• [TASK] Print the stretch of lines from the very beginning through the line containing "uI element localization: list", with the pictures left out.
** start of RECORDS PROVIDED **
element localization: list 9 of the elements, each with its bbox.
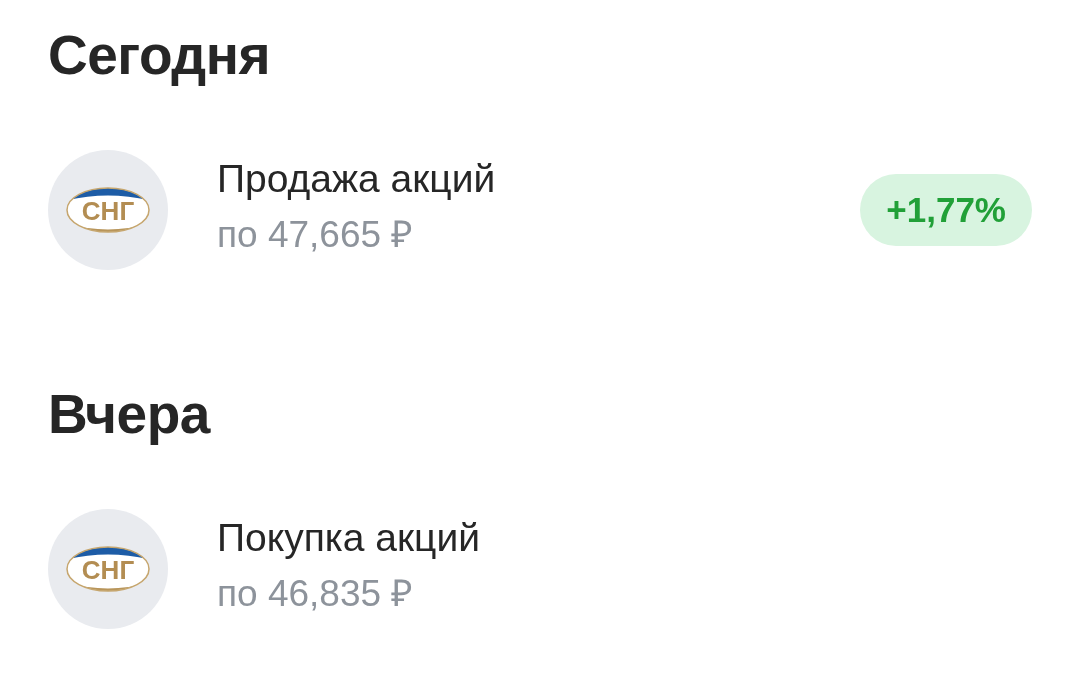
operation-title: Продажа акций [217,156,497,202]
section-heading: Вчера [48,382,212,447]
company-logo: СНГ [48,509,168,629]
company-logo: СНГ [48,150,168,270]
section-heading: Сегодня [48,23,272,88]
price-change-badge: +1,77% [860,174,1032,246]
operation-price: по 46,835 ₽ [217,572,415,616]
operation-title: Покупка акций [217,515,481,561]
operation-price: по 47,665 ₽ [217,213,415,257]
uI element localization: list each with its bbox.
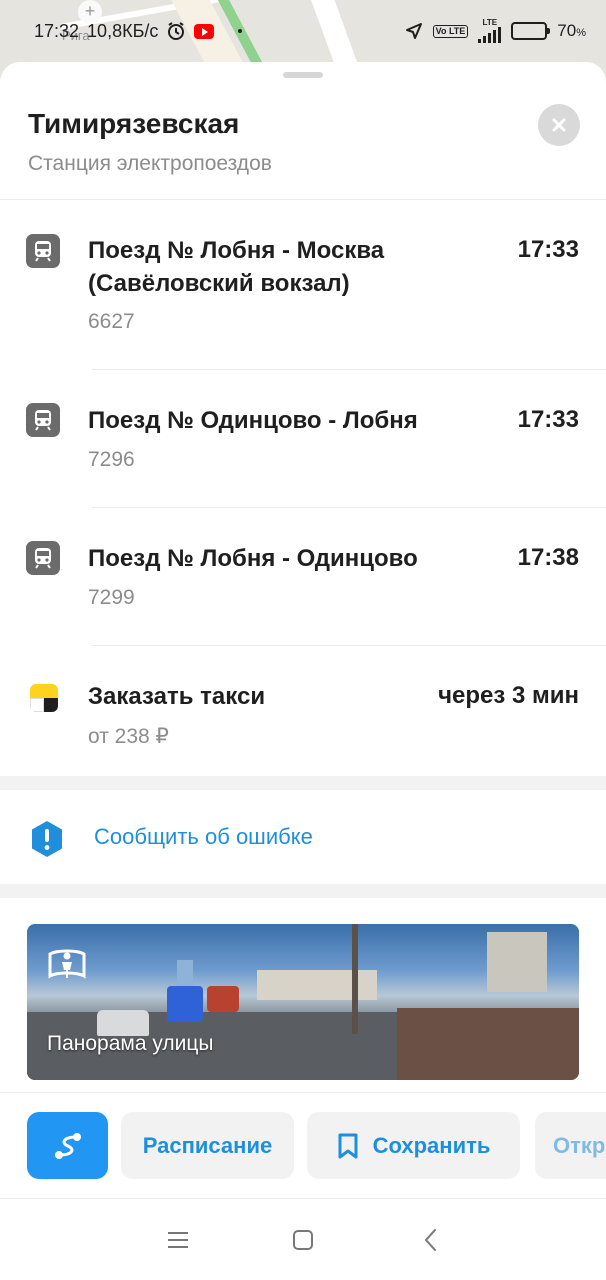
panorama-building [257, 970, 377, 1000]
train-row[interactable]: Поезд № Лобня - Москва (Савёловский вокз… [0, 200, 606, 370]
save-label: Сохранить [372, 1132, 491, 1158]
menu-icon[interactable] [165, 1227, 191, 1253]
back-icon[interactable] [418, 1227, 444, 1253]
network-type: LTE [482, 18, 498, 27]
train-number: 7299 [88, 586, 135, 609]
taxi-row[interactable]: Заказать такси от 238 ₽ через 3 мин [0, 646, 606, 776]
bookmark-icon [338, 1133, 358, 1158]
schedule-button[interactable]: Расписание [121, 1112, 294, 1179]
battery-icon [511, 22, 551, 40]
volte-icon: Vo LTE [432, 24, 469, 38]
departure-time: 17:33 [517, 406, 579, 433]
departure-time: 17:33 [517, 236, 579, 263]
panorama-bus [167, 986, 203, 1022]
network-speed: 10,8КБ/с [87, 20, 159, 41]
divider [0, 1092, 606, 1093]
open-label: Откр [553, 1132, 606, 1158]
location-arrow-icon [405, 23, 422, 39]
train-number: 6627 [88, 310, 135, 333]
panorama-person-icon [48, 949, 86, 979]
report-error-row[interactable]: Сообщить об ошибке [0, 790, 606, 884]
status-time: 17:32 [34, 20, 80, 41]
taxi-title: Заказать такси [88, 683, 266, 710]
section-separator [0, 776, 606, 790]
yandex-taxi-icon [30, 684, 58, 712]
report-error-link[interactable]: Сообщить об ошибке [94, 824, 313, 850]
schedule-label: Расписание [142, 1132, 273, 1158]
train-title: Поезд № Лобня - Одинцово [88, 545, 418, 572]
section-separator [0, 884, 606, 898]
street-panorama-card[interactable]: Панорама улицы [27, 924, 579, 1080]
station-title: Тимирязевская [28, 108, 240, 139]
taxi-price: от 238 ₽ [88, 725, 169, 748]
exclamation-hexagon-icon [32, 821, 62, 857]
status-bar: 17:32 10,8КБ/с Vo LTE LTE 70% [0, 0, 606, 62]
train-title: Поезд № Лобня - Москва (Савёловский вокз… [88, 237, 385, 297]
alarm-icon [168, 22, 185, 40]
route-icon [54, 1132, 81, 1159]
taxi-eta: через 3 мин [438, 682, 579, 709]
home-icon[interactable] [290, 1227, 316, 1253]
departure-time: 17:38 [517, 544, 579, 571]
panorama-pole [352, 924, 358, 1034]
panorama-building [487, 932, 547, 992]
station-subtitle: Станция электропоездов [28, 152, 272, 175]
close-button[interactable] [538, 104, 580, 146]
sheet-drag-handle[interactable] [283, 72, 323, 78]
panorama-wall [397, 1008, 579, 1080]
battery-unit: % [576, 27, 586, 39]
notification-dot-icon [238, 29, 243, 33]
train-icon [26, 541, 60, 575]
battery-value: 70 [557, 21, 577, 40]
train-number: 7296 [88, 448, 135, 471]
youtube-icon [194, 23, 215, 39]
train-icon [26, 234, 60, 268]
train-icon [26, 403, 60, 437]
panorama-truck [207, 986, 239, 1012]
close-icon [552, 118, 566, 132]
route-button[interactable] [27, 1112, 108, 1179]
system-navigation-bar [0, 1198, 606, 1280]
train-row[interactable]: Поезд № Лобня - Одинцово 7299 17:38 [0, 508, 606, 646]
panorama-label: Панорама улицы [47, 1032, 214, 1055]
train-row[interactable]: Поезд № Одинцово - Лобня 7296 17:33 [0, 370, 606, 508]
open-button[interactable]: Откр [535, 1112, 606, 1179]
place-card-sheet: Тимирязевская Станция электропоездов Пое… [0, 62, 606, 1280]
save-button[interactable]: Сохранить [307, 1112, 520, 1179]
signal-icon [478, 27, 502, 43]
train-title: Поезд № Одинцово - Лобня [88, 407, 418, 434]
** end of RECORDS PROVIDED **
• [RESPONSE]
element localization: list 9 of the elements, each with its bbox.
operation-title: Продажа акций [217,156,497,202]
section-heading: Вчера [48,382,212,447]
company-logo: СНГ [48,509,168,629]
company-logo: СНГ [48,150,168,270]
section-heading: Сегодня [48,23,272,88]
price-change-badge: +1,77% [860,174,1032,246]
operation-price: по 46,835 ₽ [217,572,415,616]
operation-title: Покупка акций [217,515,481,561]
operation-price: по 47,665 ₽ [217,213,415,257]
uI element localization: list each with its bbox.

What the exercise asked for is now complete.